═════ Exercise material ═════

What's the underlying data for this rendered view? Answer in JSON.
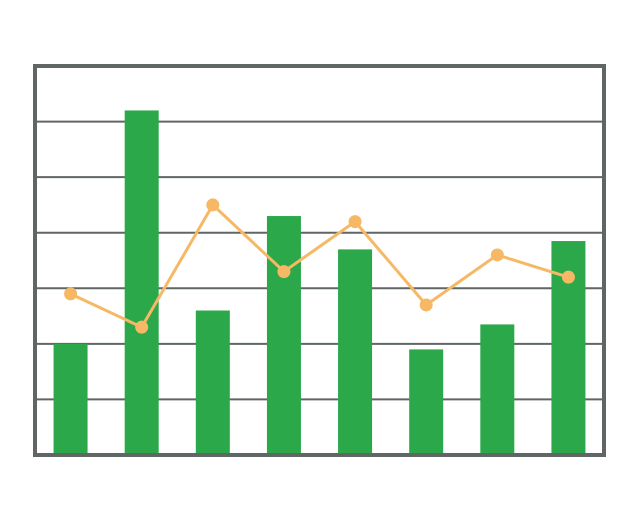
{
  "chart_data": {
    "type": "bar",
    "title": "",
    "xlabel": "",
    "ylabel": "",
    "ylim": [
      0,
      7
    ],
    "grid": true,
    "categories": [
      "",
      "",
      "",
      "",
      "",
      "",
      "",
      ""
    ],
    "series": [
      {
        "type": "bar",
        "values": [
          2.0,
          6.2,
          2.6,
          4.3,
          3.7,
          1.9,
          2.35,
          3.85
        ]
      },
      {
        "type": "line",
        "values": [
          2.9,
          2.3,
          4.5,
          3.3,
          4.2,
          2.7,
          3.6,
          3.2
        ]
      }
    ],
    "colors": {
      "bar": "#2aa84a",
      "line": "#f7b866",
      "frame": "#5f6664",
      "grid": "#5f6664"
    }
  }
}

═════
═════ Exercise material ═════

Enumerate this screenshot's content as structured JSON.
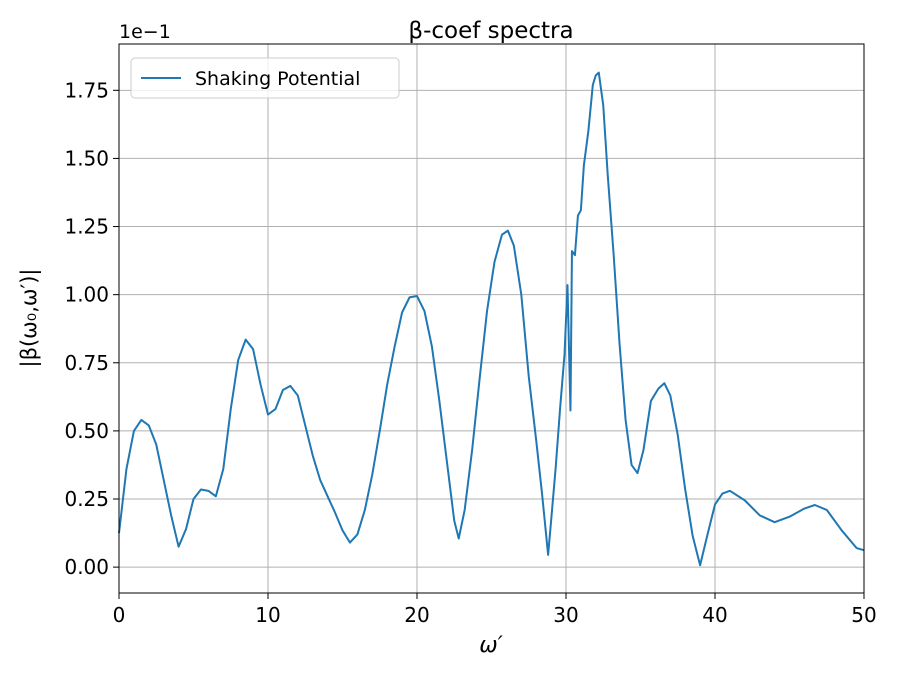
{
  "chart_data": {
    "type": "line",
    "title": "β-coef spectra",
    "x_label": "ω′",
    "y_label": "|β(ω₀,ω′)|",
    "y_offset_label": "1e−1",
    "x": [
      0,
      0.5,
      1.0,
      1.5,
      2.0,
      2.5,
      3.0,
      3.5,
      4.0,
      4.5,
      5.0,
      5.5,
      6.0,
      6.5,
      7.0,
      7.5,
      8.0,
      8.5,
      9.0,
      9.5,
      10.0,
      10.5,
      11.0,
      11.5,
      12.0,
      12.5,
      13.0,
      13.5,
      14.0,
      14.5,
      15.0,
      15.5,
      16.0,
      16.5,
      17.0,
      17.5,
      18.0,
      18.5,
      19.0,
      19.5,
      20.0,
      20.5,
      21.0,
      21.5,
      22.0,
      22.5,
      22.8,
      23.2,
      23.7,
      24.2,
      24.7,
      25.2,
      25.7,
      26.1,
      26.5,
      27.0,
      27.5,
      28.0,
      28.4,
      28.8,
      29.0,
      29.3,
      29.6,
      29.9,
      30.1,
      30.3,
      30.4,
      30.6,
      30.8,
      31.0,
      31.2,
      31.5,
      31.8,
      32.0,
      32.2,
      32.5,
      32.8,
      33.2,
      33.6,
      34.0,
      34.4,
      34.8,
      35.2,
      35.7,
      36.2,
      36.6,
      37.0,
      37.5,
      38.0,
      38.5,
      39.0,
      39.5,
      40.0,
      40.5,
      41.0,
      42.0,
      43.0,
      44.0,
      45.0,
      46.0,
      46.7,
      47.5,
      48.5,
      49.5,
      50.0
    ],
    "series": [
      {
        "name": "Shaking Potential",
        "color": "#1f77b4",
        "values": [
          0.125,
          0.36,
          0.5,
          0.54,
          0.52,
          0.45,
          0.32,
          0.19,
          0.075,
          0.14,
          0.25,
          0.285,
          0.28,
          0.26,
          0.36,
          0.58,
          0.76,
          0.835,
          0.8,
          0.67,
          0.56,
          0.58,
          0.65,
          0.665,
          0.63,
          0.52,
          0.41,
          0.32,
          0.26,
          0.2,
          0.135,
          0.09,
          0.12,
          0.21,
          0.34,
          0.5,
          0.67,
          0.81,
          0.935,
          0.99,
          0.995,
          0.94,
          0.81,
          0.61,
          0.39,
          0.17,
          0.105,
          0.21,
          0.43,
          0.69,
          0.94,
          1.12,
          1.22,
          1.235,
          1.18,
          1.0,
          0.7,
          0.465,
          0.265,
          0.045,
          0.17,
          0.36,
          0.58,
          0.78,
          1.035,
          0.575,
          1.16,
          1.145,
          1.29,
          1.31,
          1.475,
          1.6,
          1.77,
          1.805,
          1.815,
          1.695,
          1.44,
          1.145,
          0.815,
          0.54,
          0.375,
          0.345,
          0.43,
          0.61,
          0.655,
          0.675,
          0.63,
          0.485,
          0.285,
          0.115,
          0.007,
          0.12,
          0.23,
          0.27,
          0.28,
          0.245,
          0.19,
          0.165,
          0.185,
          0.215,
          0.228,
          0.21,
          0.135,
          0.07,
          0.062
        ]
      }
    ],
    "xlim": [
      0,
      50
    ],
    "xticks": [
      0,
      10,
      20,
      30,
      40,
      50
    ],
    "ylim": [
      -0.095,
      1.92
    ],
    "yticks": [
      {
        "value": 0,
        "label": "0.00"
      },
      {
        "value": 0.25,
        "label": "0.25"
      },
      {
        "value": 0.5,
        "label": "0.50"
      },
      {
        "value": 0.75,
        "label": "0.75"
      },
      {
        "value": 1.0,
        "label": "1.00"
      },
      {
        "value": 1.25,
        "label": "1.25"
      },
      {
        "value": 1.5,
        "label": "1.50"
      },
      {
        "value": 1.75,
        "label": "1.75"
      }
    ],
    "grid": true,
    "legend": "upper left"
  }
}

═════

Every line that holds the word "JSON" should be extracted.

- [Answer in full]:
What's the underlying data for this rendered view? Answer in JSON.
Enumerate this screenshot's content as structured JSON.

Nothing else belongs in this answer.